• WORK TO DO:
Report every line in the entries below that contains the string "camera", reproducing each such line in full. Treat uppercase and lowercase as different.

• MATERIAL:
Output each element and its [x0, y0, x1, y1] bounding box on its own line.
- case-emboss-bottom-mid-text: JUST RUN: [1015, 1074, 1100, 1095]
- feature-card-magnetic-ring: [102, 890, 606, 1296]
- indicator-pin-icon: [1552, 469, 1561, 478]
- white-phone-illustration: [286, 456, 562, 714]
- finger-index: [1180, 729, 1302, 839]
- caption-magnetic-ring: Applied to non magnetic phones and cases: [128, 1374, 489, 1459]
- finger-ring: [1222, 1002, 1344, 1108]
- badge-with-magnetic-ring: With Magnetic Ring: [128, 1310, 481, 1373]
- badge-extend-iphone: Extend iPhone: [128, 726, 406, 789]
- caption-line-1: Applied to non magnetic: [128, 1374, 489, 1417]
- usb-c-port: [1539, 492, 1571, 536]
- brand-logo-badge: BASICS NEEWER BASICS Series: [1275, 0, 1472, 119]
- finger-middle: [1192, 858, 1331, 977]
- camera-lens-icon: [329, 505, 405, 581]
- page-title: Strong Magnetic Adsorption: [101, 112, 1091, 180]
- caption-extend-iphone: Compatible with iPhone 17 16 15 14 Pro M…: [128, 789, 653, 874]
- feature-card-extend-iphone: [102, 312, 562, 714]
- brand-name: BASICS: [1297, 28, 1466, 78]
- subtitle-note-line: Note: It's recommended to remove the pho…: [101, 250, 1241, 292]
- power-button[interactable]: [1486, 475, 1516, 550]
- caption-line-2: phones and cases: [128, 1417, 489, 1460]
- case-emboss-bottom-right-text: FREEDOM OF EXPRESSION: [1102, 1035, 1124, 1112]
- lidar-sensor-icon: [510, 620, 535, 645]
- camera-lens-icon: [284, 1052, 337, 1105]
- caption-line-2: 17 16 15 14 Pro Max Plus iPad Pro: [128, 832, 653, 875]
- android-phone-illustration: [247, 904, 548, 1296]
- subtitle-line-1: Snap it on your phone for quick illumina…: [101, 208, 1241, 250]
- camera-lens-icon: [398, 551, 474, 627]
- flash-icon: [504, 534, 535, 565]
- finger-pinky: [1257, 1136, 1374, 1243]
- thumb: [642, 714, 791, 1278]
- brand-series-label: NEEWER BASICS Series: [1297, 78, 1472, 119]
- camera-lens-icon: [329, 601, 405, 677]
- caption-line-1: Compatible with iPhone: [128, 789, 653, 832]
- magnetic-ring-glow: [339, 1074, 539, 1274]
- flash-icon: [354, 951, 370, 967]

• RESULT BELOW:
- camera-lens-icon: [329, 505, 405, 581]
- camera-lens-icon: [284, 1052, 337, 1105]
- camera-lens-icon: [398, 551, 474, 627]
- camera-lens-icon: [329, 601, 405, 677]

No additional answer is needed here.